### [Brief]
Search the records that follow and extract every line containing the string "true".

====

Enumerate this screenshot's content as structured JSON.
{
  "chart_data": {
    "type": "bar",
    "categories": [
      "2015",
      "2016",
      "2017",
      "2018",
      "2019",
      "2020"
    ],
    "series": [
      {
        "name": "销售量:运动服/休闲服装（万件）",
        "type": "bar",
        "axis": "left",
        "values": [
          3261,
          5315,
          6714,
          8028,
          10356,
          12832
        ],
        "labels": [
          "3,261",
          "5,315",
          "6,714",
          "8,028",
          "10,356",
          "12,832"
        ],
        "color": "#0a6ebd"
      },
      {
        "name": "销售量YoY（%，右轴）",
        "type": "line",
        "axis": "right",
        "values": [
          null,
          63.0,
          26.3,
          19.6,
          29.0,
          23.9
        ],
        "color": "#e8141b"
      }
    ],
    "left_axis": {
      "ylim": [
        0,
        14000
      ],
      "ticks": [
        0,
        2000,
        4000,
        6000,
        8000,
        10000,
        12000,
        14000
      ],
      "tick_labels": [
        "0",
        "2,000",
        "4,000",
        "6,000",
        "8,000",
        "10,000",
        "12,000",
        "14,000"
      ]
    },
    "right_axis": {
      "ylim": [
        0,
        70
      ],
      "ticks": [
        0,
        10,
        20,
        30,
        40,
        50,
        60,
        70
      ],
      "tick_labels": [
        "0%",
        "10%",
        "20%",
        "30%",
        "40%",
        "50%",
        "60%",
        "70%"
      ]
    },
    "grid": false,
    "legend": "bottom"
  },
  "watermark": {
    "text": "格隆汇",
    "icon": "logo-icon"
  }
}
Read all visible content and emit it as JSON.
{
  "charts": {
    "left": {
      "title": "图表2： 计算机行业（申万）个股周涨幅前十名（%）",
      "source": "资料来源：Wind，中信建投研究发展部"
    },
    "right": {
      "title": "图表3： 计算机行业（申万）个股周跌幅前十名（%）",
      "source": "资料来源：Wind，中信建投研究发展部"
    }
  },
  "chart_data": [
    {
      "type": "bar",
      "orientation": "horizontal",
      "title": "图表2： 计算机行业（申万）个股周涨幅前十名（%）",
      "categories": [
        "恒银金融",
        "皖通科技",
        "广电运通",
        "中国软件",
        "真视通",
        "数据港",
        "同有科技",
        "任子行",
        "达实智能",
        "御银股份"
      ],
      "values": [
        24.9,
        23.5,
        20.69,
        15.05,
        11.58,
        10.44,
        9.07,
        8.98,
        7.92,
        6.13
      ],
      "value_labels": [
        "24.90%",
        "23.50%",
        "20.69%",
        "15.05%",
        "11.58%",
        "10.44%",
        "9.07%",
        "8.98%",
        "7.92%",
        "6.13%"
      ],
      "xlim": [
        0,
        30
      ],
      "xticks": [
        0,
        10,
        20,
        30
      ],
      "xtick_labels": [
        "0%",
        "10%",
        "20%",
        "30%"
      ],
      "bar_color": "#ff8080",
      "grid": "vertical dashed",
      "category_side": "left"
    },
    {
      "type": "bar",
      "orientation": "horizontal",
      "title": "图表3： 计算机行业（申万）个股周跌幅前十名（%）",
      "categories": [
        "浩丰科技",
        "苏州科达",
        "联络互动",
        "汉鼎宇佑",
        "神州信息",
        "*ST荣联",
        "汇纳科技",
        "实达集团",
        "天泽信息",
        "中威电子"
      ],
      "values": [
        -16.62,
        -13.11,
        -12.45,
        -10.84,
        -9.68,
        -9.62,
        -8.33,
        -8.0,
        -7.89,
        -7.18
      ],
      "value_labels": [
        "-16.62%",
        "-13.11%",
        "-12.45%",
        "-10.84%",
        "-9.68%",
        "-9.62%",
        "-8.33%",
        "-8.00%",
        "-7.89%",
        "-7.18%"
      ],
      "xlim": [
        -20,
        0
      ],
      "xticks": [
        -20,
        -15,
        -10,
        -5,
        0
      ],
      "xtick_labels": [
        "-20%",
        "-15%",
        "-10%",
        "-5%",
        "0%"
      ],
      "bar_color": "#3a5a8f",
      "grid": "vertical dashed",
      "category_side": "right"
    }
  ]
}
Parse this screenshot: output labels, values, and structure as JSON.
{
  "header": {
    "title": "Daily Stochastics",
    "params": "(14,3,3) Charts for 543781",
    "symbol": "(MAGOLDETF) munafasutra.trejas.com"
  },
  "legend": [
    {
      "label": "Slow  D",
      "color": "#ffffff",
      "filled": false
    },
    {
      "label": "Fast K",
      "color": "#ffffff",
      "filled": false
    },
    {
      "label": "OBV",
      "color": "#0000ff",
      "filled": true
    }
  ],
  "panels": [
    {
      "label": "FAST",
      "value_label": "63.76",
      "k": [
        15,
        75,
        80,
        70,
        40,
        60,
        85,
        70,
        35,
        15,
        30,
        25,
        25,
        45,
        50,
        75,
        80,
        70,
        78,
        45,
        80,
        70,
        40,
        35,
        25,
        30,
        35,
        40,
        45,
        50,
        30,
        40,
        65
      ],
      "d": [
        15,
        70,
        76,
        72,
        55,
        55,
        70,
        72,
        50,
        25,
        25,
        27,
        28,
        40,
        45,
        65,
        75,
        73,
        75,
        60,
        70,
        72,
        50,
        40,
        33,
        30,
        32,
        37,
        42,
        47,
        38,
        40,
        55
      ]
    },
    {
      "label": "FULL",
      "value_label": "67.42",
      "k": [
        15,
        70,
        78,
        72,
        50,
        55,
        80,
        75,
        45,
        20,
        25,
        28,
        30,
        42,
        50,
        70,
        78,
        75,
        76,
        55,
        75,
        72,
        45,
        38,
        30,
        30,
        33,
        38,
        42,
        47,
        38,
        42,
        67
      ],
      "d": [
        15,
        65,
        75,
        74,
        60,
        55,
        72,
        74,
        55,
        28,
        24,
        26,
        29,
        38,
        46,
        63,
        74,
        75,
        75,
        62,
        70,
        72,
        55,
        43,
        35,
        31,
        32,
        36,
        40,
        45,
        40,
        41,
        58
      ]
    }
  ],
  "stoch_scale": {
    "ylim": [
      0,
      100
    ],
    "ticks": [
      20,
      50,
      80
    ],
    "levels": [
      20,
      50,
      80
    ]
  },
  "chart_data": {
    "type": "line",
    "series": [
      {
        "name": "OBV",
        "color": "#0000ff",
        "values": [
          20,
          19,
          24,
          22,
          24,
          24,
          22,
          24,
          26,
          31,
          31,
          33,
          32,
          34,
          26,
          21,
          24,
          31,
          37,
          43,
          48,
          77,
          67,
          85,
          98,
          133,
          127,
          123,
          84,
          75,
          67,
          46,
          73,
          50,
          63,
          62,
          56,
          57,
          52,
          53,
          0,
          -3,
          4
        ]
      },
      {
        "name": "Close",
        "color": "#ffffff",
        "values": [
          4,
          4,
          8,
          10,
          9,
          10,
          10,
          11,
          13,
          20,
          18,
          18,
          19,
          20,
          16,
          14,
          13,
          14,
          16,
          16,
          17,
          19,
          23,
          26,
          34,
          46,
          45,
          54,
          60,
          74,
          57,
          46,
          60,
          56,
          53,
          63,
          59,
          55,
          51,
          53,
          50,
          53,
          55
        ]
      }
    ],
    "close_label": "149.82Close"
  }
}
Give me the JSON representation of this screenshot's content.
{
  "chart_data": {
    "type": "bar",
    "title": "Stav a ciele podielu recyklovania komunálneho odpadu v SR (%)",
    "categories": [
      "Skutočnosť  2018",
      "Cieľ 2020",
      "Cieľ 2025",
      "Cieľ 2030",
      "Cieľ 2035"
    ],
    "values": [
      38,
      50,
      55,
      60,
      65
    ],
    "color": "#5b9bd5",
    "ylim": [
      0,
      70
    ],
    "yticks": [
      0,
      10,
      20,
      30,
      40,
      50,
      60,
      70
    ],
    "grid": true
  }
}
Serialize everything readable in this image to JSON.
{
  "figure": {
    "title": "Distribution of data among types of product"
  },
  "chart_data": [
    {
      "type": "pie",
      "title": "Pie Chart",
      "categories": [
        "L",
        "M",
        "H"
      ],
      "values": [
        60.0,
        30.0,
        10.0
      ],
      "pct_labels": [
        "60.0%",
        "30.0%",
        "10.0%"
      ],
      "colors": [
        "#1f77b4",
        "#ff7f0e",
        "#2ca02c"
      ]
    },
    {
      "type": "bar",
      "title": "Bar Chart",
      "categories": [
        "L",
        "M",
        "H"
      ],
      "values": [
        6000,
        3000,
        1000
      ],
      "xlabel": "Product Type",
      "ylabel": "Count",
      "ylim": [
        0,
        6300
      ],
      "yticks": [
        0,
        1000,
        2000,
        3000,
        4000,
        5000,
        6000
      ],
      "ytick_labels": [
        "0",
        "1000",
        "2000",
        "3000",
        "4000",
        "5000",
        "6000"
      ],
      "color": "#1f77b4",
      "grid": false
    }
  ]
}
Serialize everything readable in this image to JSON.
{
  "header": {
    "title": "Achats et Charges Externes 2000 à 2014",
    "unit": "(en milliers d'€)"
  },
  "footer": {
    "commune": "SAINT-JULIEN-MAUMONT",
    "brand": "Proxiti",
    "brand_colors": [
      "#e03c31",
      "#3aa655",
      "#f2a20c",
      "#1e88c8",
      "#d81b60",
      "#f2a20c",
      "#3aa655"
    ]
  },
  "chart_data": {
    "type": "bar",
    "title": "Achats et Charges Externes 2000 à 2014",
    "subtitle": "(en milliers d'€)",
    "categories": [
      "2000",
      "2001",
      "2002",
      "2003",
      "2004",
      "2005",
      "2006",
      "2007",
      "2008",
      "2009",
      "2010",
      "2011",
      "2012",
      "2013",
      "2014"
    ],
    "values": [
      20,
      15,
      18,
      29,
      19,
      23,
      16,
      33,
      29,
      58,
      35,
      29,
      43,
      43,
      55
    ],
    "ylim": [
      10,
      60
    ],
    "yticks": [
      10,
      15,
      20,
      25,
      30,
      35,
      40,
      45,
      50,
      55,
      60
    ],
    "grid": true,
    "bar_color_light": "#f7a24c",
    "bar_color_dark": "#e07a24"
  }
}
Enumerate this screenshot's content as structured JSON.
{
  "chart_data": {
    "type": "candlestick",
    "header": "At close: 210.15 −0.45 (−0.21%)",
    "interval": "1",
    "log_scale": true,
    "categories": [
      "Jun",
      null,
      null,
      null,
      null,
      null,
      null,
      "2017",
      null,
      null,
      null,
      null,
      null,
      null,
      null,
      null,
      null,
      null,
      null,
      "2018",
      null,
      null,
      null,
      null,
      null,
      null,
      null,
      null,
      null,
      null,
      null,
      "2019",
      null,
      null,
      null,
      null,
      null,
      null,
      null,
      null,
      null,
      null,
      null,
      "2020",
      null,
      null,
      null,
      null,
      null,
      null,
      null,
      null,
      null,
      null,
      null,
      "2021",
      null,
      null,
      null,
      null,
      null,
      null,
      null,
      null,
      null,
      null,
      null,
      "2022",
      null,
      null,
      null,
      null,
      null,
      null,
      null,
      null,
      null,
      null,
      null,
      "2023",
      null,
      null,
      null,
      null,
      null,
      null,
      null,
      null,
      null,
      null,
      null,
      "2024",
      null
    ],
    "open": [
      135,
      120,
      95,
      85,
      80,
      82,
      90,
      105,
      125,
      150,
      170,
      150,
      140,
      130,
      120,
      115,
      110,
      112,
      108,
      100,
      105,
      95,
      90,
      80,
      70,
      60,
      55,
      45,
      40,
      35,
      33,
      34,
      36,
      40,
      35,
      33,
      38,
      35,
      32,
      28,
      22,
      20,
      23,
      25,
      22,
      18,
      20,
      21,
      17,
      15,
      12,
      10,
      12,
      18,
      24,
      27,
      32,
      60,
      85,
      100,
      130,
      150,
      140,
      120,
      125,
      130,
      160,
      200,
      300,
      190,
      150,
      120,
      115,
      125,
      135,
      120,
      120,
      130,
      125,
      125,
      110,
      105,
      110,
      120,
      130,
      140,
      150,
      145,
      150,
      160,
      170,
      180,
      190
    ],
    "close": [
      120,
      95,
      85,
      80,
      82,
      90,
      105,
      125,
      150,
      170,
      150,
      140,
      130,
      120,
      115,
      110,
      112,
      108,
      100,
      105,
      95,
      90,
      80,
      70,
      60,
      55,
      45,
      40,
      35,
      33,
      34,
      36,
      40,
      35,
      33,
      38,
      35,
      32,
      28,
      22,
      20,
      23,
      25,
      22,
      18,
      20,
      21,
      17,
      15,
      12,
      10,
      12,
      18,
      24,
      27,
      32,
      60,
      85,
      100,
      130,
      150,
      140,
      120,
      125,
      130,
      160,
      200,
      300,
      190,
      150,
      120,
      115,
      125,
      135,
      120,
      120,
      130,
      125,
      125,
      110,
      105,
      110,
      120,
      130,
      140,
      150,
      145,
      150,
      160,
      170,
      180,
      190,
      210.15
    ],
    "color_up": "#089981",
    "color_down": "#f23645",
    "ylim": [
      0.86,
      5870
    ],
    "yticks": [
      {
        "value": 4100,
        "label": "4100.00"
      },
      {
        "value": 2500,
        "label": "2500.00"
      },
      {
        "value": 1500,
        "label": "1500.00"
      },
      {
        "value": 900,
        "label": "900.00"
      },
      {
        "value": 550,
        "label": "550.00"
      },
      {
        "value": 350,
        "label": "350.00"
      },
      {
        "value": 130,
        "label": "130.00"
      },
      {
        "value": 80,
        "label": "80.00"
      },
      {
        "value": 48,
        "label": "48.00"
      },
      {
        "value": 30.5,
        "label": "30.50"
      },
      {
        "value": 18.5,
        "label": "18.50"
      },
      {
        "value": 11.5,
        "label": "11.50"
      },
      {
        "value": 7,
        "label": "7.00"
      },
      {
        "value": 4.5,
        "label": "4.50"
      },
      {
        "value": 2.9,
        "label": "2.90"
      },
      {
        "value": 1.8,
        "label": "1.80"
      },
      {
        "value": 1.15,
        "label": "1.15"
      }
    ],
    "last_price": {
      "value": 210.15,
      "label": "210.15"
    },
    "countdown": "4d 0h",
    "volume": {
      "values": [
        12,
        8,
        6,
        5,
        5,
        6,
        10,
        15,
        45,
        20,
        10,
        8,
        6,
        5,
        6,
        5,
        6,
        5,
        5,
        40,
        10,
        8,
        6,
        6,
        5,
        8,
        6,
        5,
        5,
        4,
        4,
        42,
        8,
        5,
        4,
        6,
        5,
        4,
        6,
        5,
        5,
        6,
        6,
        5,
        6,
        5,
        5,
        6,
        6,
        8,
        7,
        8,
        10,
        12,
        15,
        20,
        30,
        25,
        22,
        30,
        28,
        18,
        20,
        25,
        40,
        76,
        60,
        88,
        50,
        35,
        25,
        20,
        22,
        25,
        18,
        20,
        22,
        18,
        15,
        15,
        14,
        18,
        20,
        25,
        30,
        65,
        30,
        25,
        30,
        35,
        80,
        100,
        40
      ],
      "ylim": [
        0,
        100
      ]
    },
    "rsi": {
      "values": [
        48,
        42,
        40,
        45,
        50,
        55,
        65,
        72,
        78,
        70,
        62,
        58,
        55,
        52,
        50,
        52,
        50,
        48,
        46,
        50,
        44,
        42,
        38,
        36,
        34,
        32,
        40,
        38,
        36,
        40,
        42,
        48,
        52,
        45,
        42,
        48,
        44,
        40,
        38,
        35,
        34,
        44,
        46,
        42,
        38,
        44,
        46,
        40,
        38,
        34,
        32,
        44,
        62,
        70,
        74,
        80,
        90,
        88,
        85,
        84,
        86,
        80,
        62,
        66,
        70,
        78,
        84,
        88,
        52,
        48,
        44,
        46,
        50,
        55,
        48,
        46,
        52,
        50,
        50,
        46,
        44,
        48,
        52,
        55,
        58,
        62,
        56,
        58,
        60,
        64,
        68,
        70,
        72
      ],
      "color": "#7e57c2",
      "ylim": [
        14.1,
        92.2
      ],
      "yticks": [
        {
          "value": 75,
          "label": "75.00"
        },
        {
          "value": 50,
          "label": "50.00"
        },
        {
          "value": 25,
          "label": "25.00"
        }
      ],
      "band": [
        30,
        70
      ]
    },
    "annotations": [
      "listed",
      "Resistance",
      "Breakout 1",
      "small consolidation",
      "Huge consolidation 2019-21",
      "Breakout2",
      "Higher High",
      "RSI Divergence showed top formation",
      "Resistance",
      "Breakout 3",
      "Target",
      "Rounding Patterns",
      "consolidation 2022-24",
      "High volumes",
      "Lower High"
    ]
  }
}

====

### [Right answer]
      "filled": true
    "grid": true
    "grid": true,
    "log_scale": true,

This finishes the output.